* _Work to complete_
Search the records for lines that contain the word "support". Copy them all.

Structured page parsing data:
- Opening Delimiter -
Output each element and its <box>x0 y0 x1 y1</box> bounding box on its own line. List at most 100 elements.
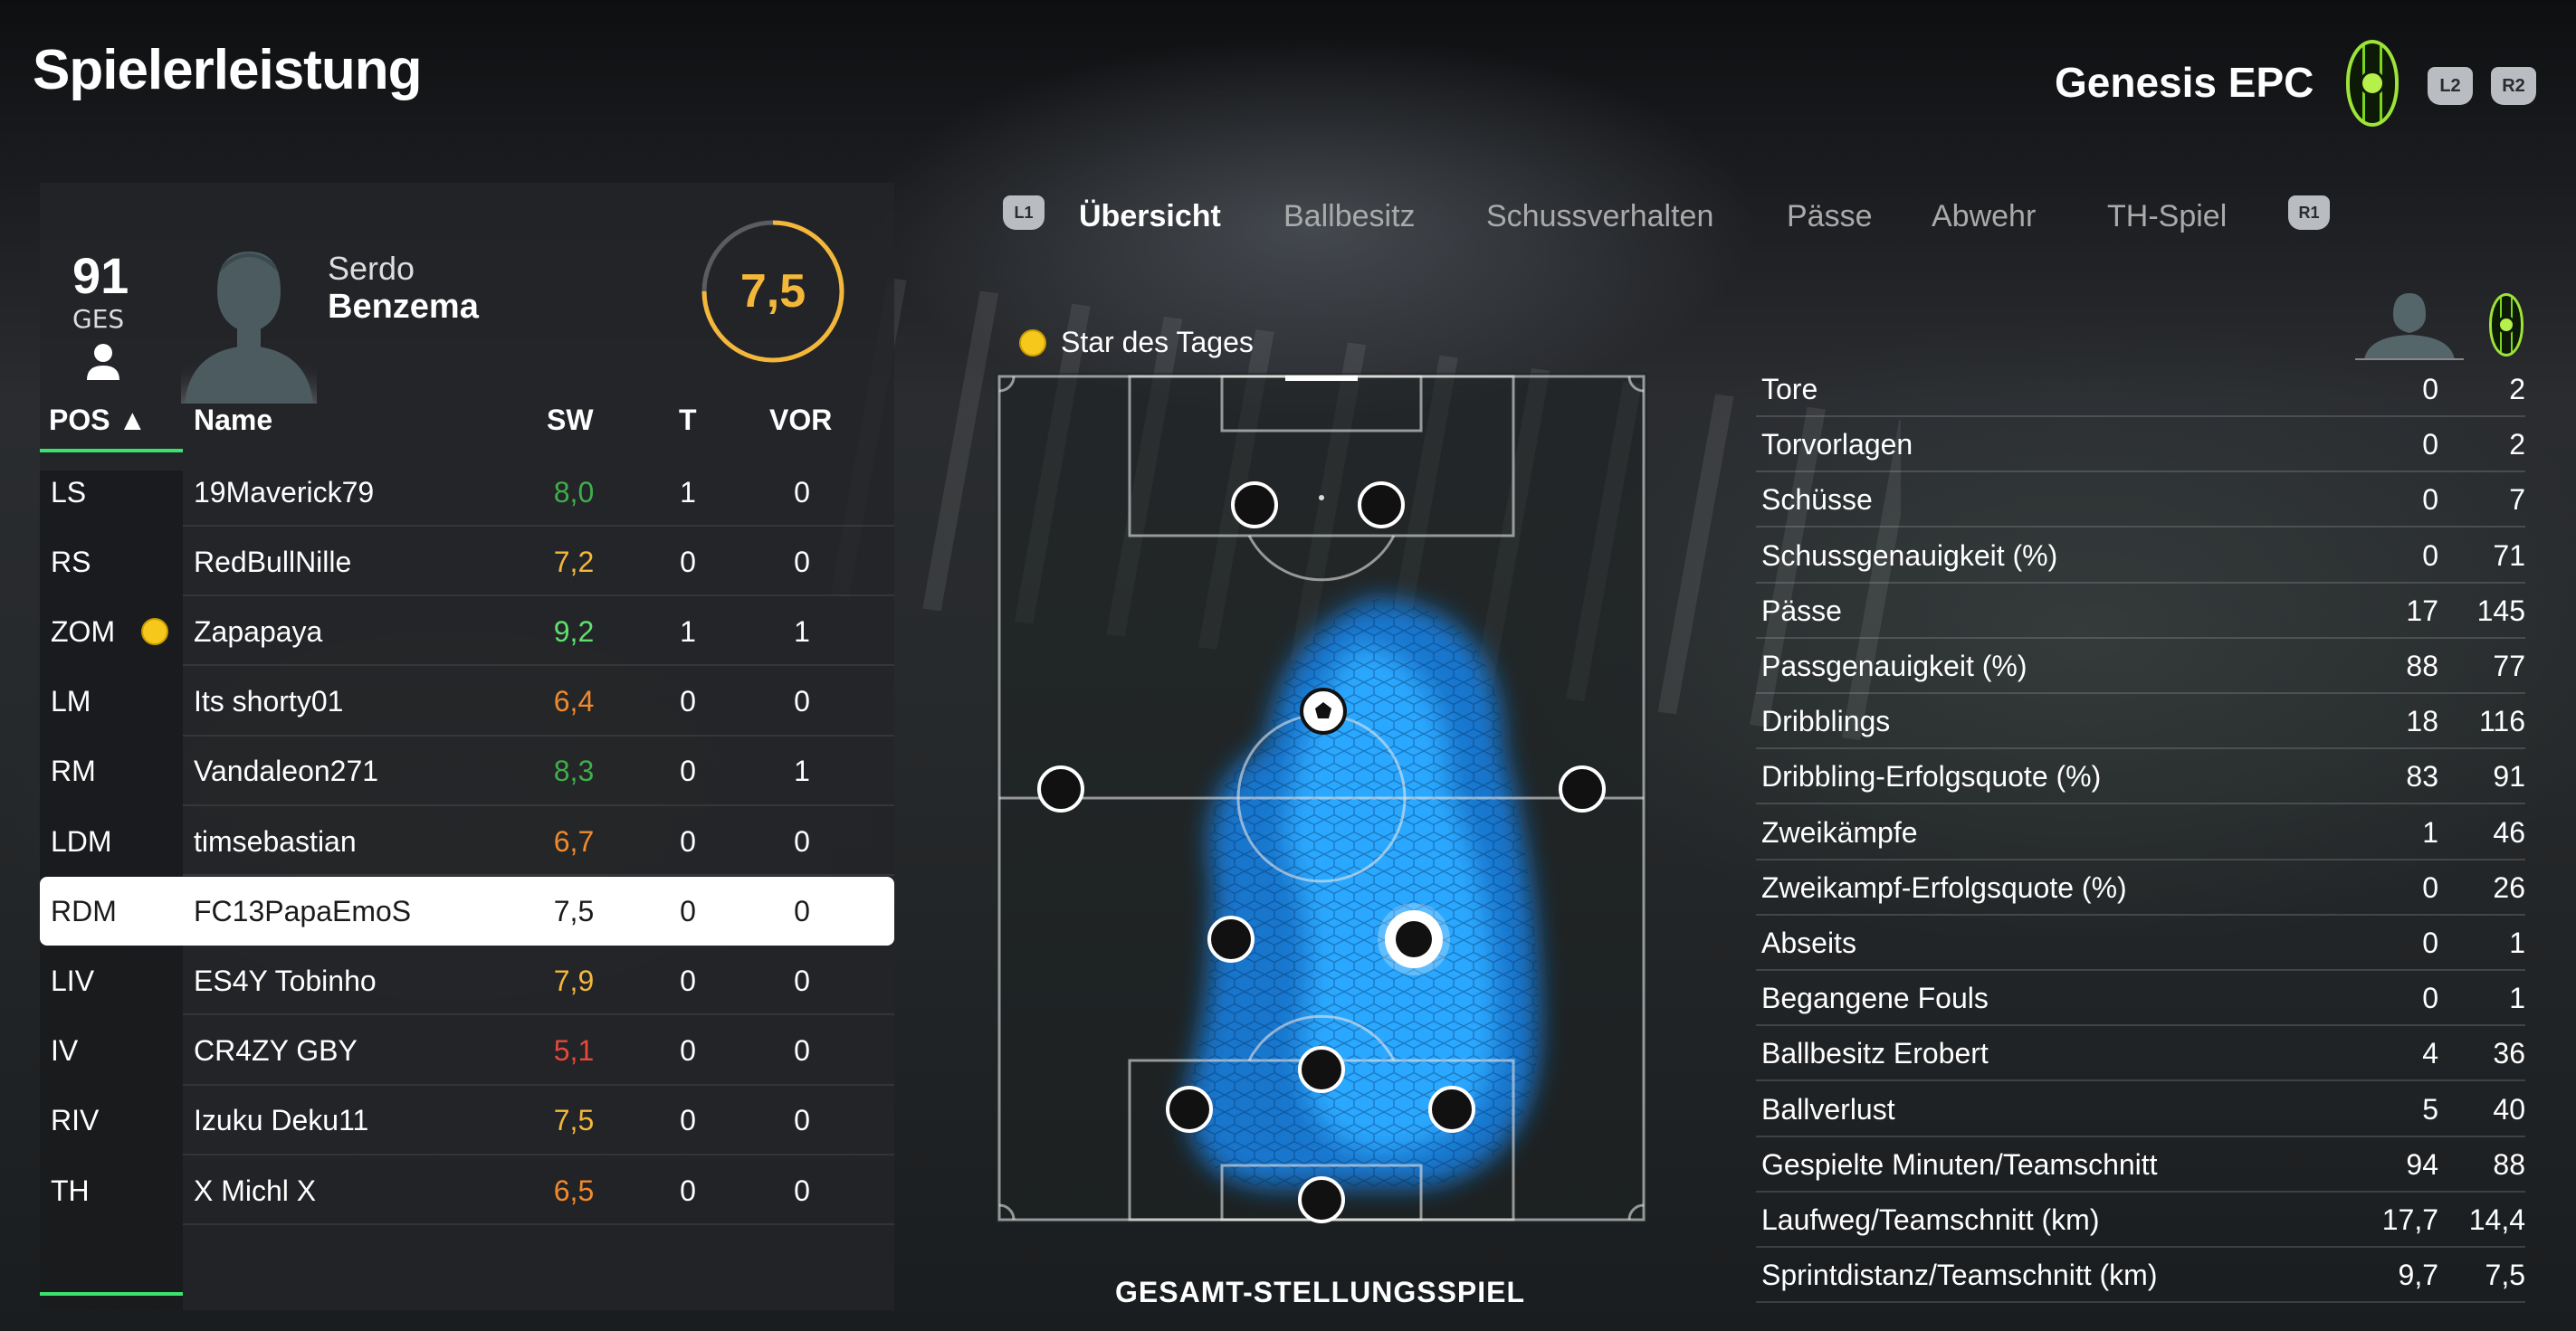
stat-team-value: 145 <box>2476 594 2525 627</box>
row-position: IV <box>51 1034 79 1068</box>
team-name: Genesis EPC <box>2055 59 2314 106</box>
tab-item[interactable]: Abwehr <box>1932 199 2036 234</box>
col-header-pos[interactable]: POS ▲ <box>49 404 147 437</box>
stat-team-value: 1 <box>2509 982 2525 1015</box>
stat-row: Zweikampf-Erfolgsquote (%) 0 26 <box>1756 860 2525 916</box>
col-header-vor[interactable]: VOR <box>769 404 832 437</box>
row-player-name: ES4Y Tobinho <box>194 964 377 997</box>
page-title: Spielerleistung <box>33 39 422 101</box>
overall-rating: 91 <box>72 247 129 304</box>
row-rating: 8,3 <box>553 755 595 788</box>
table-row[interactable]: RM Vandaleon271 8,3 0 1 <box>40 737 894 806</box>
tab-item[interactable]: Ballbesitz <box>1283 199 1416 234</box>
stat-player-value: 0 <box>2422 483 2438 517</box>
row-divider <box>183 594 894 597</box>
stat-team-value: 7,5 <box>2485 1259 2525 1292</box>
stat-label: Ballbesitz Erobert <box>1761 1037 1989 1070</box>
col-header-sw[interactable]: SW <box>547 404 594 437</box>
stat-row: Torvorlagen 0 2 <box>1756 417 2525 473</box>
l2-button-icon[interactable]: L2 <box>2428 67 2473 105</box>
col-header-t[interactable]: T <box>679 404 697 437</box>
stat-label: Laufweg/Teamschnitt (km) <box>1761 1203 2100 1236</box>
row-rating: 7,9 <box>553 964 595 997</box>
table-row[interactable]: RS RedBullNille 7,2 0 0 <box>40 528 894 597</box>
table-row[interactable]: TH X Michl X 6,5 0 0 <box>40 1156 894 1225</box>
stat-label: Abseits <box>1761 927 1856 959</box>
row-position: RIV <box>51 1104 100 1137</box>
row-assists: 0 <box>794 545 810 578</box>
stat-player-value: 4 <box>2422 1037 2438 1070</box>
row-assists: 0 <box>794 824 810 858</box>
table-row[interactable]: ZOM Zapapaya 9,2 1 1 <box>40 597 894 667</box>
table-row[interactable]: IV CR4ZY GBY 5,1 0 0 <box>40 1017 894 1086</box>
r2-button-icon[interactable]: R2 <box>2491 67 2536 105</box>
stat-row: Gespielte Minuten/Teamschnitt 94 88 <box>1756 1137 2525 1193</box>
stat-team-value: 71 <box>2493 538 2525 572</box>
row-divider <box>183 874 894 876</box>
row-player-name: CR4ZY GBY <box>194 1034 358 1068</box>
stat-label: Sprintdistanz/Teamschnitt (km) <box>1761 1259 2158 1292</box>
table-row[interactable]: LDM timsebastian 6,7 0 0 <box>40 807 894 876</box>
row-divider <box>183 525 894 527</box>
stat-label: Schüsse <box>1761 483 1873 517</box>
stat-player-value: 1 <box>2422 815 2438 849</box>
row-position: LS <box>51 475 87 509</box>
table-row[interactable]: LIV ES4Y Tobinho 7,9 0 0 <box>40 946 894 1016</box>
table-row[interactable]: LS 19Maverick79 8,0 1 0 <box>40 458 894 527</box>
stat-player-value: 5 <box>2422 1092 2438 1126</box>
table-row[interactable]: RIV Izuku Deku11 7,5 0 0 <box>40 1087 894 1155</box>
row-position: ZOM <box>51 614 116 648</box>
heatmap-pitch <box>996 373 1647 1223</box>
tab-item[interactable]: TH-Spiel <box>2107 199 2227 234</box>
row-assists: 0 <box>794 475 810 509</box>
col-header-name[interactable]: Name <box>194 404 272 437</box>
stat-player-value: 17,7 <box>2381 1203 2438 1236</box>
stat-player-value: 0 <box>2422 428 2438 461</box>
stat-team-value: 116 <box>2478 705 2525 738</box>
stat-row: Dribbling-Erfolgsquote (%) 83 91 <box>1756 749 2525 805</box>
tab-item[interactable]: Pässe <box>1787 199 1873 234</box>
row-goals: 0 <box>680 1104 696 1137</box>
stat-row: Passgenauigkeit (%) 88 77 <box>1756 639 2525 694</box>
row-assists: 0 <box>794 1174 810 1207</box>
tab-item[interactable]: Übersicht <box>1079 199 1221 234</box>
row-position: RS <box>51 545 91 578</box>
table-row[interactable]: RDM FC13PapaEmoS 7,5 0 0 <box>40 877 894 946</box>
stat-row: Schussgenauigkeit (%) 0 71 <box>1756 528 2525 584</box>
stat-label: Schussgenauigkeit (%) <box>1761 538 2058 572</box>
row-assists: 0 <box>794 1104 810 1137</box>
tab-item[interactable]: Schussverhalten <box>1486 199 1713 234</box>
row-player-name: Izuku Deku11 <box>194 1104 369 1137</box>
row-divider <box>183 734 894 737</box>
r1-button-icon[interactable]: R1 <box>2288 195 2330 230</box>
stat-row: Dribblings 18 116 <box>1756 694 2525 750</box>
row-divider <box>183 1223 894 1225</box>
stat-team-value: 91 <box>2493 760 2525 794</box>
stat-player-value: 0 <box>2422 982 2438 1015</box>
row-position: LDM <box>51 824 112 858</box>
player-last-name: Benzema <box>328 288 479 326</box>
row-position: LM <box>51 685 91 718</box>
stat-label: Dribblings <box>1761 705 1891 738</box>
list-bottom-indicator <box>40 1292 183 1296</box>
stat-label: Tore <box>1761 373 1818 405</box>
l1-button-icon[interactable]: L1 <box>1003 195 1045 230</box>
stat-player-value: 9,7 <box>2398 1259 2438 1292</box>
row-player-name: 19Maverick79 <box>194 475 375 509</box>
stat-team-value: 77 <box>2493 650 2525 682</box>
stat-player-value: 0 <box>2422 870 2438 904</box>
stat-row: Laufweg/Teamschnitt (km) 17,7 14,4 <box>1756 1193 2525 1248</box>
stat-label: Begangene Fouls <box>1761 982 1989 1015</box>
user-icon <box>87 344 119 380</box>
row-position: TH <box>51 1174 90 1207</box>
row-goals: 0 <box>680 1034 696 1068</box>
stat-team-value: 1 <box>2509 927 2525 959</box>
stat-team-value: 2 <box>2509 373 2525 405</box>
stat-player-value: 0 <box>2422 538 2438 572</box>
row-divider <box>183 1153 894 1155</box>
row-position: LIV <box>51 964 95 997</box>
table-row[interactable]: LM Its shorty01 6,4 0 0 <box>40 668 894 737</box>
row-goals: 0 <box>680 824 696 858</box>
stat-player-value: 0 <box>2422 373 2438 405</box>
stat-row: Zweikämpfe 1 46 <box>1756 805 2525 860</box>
- Closing Delimiter -
- Opening Delimiter -
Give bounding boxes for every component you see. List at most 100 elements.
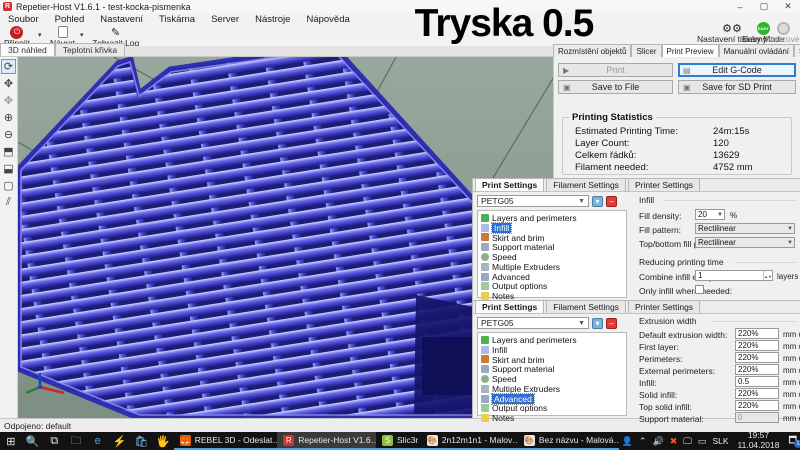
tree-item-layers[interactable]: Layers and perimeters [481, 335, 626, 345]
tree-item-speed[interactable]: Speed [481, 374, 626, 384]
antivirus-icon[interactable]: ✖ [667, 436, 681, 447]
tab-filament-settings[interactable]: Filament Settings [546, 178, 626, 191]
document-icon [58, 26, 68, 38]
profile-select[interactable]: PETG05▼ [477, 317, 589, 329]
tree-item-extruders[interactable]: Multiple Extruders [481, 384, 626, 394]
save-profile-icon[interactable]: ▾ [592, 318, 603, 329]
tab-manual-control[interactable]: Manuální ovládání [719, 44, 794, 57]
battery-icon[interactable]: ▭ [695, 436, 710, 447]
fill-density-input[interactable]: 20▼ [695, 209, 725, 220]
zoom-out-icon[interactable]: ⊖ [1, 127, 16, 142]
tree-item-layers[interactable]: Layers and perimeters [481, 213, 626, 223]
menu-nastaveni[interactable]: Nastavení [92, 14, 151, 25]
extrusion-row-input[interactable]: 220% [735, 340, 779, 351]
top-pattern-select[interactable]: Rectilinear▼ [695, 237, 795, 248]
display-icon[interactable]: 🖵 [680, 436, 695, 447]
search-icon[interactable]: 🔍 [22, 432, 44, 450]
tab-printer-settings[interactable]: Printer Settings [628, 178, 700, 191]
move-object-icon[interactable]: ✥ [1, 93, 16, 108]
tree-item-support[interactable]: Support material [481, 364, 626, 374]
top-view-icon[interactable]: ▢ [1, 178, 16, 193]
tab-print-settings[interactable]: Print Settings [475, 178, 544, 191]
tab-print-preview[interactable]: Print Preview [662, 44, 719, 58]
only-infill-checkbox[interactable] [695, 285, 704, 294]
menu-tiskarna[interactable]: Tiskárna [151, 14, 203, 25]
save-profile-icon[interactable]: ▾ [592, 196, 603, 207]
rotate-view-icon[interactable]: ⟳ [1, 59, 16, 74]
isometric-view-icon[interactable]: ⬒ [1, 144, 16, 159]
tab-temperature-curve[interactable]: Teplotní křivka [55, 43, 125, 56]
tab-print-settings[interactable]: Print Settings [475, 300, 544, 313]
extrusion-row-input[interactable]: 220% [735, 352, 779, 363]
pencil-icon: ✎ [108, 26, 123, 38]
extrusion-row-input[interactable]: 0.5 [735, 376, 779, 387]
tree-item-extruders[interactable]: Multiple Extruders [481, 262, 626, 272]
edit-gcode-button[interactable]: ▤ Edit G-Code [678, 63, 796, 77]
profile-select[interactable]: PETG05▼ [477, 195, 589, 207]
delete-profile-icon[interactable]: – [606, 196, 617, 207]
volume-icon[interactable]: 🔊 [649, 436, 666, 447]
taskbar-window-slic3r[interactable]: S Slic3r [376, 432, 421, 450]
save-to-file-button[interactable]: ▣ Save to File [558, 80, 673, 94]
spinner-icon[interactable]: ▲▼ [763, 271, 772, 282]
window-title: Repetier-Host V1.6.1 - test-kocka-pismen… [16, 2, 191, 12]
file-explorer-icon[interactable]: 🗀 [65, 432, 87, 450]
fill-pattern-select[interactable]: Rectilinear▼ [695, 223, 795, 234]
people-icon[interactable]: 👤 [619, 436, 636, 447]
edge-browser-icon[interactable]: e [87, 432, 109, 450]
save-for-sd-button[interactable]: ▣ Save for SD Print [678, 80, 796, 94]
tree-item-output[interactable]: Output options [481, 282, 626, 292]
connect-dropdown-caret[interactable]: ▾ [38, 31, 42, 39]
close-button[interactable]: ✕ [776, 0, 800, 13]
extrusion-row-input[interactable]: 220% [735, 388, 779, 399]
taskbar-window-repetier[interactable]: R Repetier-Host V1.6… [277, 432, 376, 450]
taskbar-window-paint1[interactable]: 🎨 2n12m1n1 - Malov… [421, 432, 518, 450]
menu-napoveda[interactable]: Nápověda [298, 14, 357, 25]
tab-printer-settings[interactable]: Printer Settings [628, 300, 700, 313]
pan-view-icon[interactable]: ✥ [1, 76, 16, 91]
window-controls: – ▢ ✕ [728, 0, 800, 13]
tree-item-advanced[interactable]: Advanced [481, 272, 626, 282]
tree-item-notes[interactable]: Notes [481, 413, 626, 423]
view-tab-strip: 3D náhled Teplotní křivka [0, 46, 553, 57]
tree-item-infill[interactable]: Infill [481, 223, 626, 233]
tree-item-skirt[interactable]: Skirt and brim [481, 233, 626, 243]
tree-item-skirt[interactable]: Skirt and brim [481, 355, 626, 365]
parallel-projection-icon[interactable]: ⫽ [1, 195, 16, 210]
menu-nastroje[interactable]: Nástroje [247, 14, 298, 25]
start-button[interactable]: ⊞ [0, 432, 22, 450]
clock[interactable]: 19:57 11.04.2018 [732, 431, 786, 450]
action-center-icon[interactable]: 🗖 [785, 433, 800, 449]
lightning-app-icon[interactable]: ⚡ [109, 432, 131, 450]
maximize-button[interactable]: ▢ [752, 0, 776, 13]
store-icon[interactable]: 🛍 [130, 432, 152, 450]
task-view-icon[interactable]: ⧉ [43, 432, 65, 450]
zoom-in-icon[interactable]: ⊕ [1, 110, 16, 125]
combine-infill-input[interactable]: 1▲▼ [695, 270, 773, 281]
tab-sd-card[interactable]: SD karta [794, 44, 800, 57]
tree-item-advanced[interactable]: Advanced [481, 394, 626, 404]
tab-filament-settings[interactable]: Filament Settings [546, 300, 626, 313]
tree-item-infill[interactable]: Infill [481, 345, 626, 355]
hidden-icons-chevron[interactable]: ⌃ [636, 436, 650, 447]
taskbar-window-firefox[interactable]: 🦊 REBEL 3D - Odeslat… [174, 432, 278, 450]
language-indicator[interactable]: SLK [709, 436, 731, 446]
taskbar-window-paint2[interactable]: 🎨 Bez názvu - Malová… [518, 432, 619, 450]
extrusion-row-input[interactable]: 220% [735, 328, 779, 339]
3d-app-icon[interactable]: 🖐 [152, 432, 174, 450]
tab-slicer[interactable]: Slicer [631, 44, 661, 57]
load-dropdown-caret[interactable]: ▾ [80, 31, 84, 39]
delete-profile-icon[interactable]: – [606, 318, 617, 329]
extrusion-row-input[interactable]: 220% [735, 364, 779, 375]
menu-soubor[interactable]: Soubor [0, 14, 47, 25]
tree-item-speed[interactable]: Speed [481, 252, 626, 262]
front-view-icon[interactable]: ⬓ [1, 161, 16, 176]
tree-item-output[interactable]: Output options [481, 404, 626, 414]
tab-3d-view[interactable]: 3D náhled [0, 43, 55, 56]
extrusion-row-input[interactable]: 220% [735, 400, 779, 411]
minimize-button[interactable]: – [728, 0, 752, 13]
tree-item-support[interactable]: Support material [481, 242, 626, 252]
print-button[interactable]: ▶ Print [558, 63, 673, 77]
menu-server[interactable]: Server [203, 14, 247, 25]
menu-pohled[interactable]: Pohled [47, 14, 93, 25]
- Closing Delimiter -
* _Answer space_
tree-item-support[interactable]: Support material [481, 364, 626, 374]
tree-item-support[interactable]: Support material [481, 242, 626, 252]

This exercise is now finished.